_What the task requires_.
Extract every entry word for word. Skip the pictures.

* * * * *

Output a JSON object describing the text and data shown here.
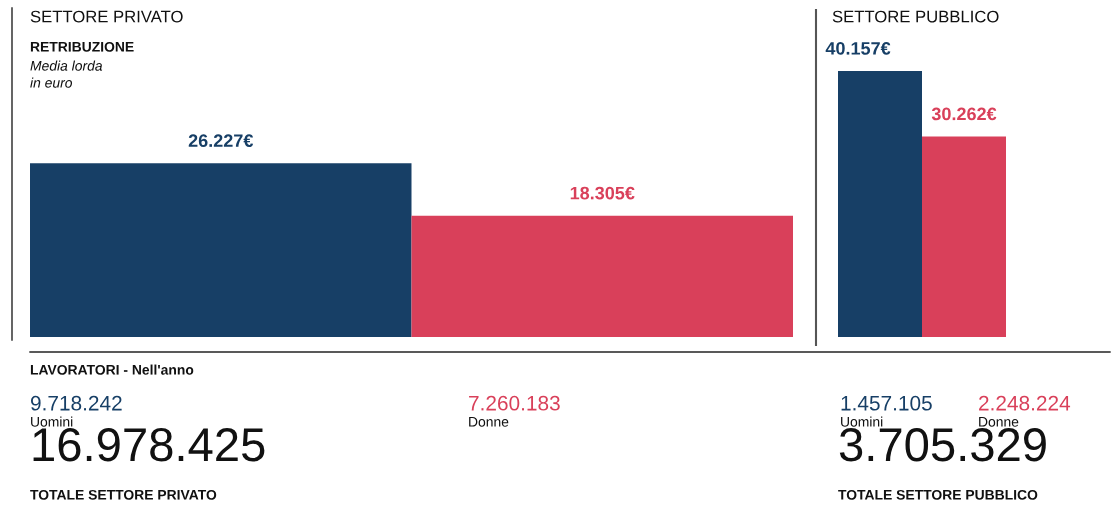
{
  "chart_data": [
    {
      "type": "bar",
      "title": "SETTORE PRIVATO",
      "categories": [
        null,
        null
      ],
      "values": [
        26227,
        18305
      ],
      "colors": [
        "#173f66",
        "#d9405a"
      ],
      "value_labels": [
        "26.227€",
        "18.305€"
      ],
      "tick_labels": false,
      "legend": false,
      "annotations": [
        "RETRIBUZIONE",
        "Media lorda",
        "in euro",
        "LAVORATORI - Nell'anno",
        "9.718.242",
        "Uomini",
        "7.260.183",
        "Donne",
        "16.978.425",
        "TOTALE SETTORE PRIVATO"
      ]
    },
    {
      "type": "bar",
      "title": "SETTORE PUBBLICO",
      "categories": [
        null,
        null
      ],
      "values": [
        40157,
        30262
      ],
      "colors": [
        "#173f66",
        "#d9405a"
      ],
      "value_labels": [
        "40.157€",
        "30.262€"
      ],
      "tick_labels": false,
      "legend": false,
      "annotations": [
        "1.457.105",
        "Uomini",
        "2.248.224",
        "Donne",
        "3.705.329",
        "TOTALE SETTORE PUBBLICO"
      ]
    }
  ]
}
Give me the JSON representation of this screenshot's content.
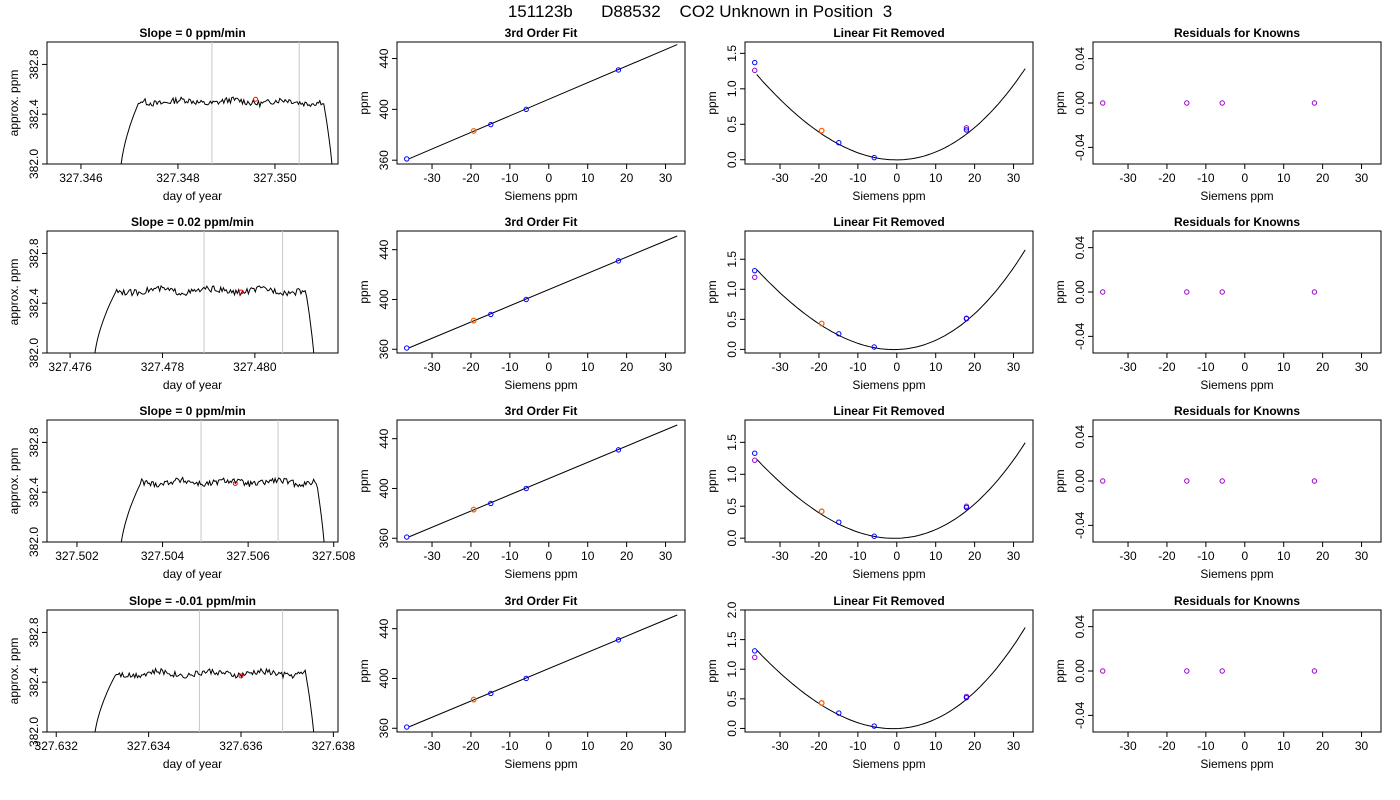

* * * * *

_Written reply_.
Output a JSON object describing the text and data shown here.
{
  "chart_data": [
    {
      "type": "bar",
      "title": "SETTORE PRIVATO",
      "categories": [
        null,
        null
      ],
      "values": [
        26227,
        18305
      ],
      "colors": [
        "#173f66",
        "#d9405a"
      ],
      "value_labels": [
        "26.227€",
        "18.305€"
      ],
      "tick_labels": false,
      "legend": false,
      "annotations": [
        "RETRIBUZIONE",
        "Media lorda",
        "in euro",
        "LAVORATORI - Nell'anno",
        "9.718.242",
        "Uomini",
        "7.260.183",
        "Donne",
        "16.978.425",
        "TOTALE SETTORE PRIVATO"
      ]
    },
    {
      "type": "bar",
      "title": "SETTORE PUBBLICO",
      "categories": [
        null,
        null
      ],
      "values": [
        40157,
        30262
      ],
      "colors": [
        "#173f66",
        "#d9405a"
      ],
      "value_labels": [
        "40.157€",
        "30.262€"
      ],
      "tick_labels": false,
      "legend": false,
      "annotations": [
        "1.457.105",
        "Uomini",
        "2.248.224",
        "Donne",
        "3.705.329",
        "TOTALE SETTORE PUBBLICO"
      ]
    }
  ]
}
Give me the JSON representation of this screenshot's content.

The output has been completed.